■ SHORT PROBLEM:
Pick every line with "MagicalPrediction" from the material below.

(Entries taken from a collection)
·····
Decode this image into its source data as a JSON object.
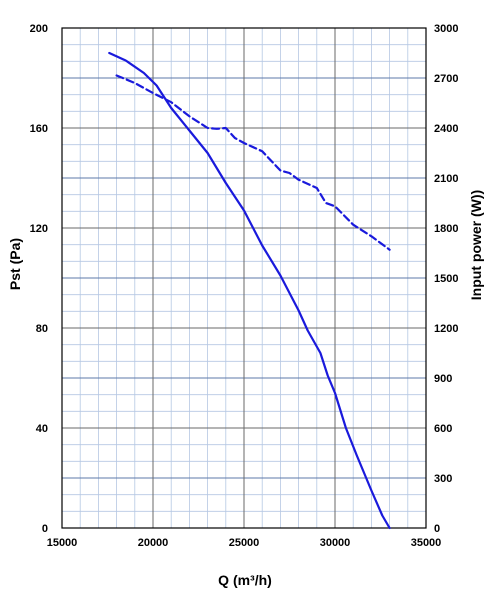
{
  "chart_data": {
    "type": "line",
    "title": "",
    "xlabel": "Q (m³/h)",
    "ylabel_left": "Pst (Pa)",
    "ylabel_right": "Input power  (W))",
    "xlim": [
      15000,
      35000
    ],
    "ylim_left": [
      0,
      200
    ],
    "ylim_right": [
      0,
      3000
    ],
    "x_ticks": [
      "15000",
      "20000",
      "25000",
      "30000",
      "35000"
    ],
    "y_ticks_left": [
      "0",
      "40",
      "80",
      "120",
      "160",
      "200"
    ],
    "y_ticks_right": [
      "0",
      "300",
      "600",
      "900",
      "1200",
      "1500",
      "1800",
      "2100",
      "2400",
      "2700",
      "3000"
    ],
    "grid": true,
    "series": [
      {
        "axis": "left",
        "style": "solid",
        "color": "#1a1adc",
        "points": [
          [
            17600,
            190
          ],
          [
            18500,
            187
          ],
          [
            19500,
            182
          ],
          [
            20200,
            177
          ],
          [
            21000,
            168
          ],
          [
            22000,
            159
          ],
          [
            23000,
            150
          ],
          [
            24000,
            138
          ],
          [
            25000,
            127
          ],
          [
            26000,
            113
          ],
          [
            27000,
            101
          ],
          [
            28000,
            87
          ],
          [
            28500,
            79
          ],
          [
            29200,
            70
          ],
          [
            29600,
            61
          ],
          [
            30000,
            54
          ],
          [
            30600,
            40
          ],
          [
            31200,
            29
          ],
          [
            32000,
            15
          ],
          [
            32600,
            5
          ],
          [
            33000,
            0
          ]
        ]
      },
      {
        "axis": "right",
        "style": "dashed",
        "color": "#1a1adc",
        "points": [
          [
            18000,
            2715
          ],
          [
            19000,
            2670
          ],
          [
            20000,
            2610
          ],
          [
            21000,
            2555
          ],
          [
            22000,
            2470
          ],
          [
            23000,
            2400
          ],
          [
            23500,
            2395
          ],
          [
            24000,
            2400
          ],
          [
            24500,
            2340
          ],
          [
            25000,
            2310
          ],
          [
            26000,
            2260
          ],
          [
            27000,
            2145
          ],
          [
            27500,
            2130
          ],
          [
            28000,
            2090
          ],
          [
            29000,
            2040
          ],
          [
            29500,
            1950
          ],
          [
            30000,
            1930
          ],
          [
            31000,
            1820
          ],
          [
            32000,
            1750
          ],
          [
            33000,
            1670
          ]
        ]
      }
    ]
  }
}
·····
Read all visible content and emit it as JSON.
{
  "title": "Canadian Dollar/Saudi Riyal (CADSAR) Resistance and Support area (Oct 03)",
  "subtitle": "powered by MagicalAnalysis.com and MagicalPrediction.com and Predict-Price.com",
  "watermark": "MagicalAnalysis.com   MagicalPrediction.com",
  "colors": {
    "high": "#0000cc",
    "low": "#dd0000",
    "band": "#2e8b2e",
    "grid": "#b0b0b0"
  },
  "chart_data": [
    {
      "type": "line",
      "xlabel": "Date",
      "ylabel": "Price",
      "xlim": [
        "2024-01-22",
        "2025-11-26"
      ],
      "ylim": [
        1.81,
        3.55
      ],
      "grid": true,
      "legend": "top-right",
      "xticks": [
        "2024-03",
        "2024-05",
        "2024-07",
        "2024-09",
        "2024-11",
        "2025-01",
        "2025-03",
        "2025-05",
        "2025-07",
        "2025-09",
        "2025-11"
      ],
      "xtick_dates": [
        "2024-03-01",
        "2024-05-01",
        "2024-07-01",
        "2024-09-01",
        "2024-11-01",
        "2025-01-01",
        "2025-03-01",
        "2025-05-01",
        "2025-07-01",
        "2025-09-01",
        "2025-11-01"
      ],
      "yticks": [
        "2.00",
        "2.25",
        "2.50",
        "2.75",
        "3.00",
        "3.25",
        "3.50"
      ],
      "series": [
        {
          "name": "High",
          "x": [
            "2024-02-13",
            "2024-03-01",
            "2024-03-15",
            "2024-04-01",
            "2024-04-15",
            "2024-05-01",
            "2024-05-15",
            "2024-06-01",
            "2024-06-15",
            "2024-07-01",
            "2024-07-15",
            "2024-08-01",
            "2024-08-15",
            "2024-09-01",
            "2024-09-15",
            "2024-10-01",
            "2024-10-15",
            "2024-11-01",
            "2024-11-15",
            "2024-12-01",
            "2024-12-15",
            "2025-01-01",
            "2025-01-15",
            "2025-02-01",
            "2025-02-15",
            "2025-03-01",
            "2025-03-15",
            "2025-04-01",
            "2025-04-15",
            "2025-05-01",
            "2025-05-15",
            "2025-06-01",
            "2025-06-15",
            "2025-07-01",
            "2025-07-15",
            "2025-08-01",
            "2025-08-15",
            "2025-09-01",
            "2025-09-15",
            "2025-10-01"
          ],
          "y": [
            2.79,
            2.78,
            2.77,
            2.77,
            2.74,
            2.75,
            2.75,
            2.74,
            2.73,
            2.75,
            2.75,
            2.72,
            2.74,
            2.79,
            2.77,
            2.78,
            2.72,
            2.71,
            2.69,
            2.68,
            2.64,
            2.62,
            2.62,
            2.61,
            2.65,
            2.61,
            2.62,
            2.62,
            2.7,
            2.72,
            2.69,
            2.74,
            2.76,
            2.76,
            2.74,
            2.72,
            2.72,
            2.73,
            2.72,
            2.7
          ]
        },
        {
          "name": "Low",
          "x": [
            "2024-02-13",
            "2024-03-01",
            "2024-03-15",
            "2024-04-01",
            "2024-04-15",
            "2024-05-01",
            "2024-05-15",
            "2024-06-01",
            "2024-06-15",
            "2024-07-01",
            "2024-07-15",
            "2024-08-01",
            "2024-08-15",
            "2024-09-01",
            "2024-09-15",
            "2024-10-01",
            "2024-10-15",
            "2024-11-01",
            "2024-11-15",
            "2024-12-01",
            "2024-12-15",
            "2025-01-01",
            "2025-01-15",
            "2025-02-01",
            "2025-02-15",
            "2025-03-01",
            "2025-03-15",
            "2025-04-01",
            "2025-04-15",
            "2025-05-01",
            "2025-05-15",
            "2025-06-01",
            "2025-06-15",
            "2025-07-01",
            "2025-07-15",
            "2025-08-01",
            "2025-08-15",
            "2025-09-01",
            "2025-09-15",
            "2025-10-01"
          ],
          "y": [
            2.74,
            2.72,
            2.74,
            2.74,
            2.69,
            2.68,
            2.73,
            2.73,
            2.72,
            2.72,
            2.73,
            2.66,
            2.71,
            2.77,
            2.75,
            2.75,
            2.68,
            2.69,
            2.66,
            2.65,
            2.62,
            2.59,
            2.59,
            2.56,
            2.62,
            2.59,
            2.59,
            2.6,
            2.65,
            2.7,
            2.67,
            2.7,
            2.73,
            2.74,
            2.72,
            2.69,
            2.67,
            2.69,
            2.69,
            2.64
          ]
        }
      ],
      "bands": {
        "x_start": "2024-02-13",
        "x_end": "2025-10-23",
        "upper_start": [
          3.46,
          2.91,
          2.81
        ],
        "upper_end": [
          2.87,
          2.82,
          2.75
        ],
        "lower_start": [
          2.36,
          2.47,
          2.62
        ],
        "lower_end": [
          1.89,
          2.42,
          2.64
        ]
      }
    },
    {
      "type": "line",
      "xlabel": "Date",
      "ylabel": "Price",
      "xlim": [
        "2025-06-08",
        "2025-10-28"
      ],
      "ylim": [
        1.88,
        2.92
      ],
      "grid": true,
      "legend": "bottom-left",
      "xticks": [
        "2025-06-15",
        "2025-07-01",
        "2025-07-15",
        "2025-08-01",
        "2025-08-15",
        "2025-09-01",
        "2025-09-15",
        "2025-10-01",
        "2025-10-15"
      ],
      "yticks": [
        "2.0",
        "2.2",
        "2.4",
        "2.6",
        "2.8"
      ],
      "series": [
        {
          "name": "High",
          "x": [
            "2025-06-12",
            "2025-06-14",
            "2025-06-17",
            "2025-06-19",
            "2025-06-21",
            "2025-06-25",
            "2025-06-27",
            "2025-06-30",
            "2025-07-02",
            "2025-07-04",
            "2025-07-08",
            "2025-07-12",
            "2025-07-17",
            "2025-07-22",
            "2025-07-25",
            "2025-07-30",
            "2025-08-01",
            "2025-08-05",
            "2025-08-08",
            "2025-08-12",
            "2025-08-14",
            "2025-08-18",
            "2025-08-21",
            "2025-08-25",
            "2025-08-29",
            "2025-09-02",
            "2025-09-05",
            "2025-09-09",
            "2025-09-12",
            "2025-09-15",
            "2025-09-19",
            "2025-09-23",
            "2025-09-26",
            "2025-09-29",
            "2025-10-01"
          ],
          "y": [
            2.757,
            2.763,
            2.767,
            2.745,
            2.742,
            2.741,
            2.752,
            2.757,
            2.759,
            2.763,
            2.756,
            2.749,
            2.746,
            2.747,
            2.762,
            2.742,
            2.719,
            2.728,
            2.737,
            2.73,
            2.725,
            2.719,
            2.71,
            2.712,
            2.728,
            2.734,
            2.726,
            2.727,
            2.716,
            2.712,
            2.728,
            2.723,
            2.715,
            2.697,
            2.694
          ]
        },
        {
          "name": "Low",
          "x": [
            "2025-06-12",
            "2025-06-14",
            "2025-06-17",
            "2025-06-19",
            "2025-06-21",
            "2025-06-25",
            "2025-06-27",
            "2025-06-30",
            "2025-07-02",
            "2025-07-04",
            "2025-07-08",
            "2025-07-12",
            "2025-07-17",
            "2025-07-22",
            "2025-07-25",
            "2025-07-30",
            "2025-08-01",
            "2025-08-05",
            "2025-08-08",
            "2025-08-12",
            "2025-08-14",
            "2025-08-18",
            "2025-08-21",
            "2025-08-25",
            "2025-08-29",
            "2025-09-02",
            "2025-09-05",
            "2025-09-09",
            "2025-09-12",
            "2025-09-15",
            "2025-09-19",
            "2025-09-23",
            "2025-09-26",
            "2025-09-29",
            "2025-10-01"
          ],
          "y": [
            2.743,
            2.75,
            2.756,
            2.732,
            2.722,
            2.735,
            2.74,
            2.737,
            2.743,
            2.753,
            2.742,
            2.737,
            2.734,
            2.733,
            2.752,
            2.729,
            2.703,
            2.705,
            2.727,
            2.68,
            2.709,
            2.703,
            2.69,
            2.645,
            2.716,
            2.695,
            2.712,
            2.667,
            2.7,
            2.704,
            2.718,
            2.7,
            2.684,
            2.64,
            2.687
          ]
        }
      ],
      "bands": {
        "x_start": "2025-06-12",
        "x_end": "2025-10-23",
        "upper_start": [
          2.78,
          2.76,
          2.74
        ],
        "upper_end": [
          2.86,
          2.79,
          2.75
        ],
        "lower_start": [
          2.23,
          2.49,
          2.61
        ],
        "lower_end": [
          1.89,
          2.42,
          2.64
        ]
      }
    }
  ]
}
·····
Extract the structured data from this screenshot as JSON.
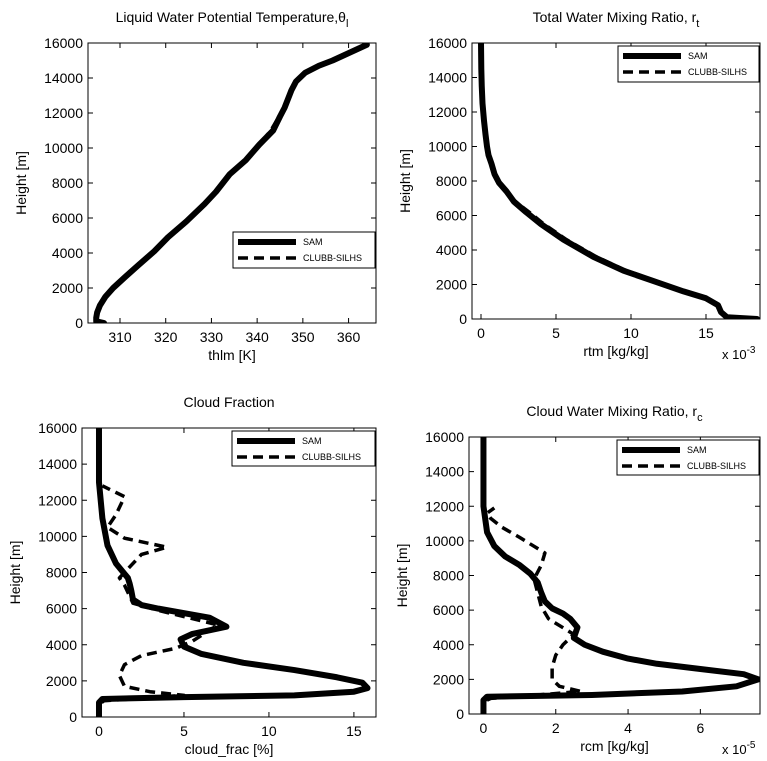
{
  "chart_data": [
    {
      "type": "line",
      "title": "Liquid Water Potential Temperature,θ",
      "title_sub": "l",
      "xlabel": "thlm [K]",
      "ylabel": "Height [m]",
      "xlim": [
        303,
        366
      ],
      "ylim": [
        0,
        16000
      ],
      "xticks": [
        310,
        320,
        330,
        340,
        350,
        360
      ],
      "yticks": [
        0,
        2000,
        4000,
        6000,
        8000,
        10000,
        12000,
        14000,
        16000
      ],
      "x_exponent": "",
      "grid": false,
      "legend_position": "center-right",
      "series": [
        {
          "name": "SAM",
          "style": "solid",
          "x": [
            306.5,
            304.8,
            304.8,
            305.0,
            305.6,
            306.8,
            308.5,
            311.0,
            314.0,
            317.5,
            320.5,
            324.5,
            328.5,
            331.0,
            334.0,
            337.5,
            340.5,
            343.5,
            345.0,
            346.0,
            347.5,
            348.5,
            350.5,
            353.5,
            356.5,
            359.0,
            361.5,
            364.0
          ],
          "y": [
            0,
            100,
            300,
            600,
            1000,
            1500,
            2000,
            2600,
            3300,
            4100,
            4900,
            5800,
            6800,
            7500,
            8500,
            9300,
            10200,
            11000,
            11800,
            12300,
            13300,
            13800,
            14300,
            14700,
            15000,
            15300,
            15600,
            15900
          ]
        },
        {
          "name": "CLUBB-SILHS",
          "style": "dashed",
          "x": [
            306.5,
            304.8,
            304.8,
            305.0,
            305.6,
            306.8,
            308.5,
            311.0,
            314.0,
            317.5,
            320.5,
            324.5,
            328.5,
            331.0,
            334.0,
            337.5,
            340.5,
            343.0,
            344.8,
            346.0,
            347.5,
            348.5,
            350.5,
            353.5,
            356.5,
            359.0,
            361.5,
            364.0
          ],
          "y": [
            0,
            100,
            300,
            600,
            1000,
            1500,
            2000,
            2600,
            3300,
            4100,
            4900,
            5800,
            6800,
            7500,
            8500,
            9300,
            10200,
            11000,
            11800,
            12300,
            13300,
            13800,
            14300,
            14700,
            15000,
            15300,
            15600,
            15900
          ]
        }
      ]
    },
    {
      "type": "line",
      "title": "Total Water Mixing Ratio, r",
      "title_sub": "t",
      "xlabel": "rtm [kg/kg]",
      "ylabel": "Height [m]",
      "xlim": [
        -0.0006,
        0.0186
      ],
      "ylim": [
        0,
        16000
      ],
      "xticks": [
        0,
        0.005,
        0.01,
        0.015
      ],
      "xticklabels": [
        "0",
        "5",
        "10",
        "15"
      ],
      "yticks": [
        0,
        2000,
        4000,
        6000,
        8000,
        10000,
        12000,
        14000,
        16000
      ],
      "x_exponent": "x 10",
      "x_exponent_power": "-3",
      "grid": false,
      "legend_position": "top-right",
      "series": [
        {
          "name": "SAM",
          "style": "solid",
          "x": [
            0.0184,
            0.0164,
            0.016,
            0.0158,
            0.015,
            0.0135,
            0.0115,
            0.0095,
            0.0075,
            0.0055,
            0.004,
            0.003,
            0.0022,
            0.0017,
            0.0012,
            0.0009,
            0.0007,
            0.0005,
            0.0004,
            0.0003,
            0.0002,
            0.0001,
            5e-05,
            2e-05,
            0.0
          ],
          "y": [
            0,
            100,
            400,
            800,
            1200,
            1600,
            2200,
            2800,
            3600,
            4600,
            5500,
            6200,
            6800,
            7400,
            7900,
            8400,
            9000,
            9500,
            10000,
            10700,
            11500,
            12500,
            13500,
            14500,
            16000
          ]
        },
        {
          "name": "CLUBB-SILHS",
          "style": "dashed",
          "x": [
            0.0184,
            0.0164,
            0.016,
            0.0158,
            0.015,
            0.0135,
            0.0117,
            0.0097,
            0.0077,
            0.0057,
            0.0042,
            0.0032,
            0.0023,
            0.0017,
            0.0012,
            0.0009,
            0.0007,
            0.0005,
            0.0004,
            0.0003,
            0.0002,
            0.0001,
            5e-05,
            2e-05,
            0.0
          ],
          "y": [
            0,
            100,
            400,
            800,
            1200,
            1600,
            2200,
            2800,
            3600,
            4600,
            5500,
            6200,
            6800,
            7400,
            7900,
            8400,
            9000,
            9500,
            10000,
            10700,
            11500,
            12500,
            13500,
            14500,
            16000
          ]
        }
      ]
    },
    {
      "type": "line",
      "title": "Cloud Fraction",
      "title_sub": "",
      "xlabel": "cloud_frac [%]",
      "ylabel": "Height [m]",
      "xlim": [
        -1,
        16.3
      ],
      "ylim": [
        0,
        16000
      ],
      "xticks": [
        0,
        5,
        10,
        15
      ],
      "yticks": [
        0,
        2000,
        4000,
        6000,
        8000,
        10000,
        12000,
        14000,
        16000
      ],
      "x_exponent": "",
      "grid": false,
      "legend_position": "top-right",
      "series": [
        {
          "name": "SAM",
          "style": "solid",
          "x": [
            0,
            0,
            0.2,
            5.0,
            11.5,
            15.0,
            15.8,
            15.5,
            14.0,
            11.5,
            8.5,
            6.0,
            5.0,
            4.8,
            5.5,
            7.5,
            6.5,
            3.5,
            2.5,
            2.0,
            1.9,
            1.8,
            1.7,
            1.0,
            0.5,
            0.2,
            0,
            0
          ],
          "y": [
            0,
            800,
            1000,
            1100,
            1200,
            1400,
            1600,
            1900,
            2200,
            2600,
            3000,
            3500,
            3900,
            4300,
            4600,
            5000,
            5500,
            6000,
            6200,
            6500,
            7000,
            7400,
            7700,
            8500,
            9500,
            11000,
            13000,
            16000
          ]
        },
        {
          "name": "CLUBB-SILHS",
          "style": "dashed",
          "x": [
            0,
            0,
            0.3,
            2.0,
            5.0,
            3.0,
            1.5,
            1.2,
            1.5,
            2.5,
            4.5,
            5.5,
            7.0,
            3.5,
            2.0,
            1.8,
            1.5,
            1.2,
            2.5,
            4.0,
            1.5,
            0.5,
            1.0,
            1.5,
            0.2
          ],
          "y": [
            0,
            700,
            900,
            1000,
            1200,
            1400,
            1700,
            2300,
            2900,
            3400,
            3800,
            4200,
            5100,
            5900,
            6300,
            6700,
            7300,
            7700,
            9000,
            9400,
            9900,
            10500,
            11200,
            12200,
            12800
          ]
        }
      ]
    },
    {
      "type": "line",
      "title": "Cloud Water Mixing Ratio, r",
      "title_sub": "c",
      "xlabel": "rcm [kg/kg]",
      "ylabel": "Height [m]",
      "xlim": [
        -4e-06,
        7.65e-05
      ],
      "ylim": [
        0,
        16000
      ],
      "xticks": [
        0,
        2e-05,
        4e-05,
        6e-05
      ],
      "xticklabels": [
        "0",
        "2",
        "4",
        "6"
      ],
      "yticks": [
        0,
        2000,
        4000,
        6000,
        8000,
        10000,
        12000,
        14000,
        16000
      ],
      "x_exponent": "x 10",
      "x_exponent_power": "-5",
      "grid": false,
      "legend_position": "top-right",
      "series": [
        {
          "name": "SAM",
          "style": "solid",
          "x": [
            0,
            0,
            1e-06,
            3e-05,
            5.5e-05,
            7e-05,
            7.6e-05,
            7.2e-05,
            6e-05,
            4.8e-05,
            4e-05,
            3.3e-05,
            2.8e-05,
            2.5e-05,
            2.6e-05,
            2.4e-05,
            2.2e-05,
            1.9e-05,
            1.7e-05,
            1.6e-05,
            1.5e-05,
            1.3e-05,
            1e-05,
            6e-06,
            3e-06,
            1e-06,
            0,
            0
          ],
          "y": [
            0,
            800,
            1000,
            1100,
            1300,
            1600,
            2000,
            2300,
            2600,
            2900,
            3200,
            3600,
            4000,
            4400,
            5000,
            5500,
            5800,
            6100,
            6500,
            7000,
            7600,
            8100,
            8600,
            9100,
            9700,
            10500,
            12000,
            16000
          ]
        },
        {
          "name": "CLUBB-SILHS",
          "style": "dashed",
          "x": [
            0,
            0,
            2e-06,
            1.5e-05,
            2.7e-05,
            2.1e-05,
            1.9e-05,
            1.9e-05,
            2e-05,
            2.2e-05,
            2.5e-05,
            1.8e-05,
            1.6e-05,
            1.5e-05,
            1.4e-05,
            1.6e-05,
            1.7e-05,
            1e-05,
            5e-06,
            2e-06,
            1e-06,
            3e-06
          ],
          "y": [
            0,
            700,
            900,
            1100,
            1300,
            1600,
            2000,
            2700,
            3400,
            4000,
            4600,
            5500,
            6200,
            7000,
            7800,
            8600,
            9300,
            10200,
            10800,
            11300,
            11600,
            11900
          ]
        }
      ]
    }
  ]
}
·····
■ TASK SOLUTION:
  "subtitle": "powered by MagicalAnalysis.com and MagicalPrediction.com and Predict-Price.com",
  "watermark": "MagicalAnalysis.com   MagicalPrediction.com",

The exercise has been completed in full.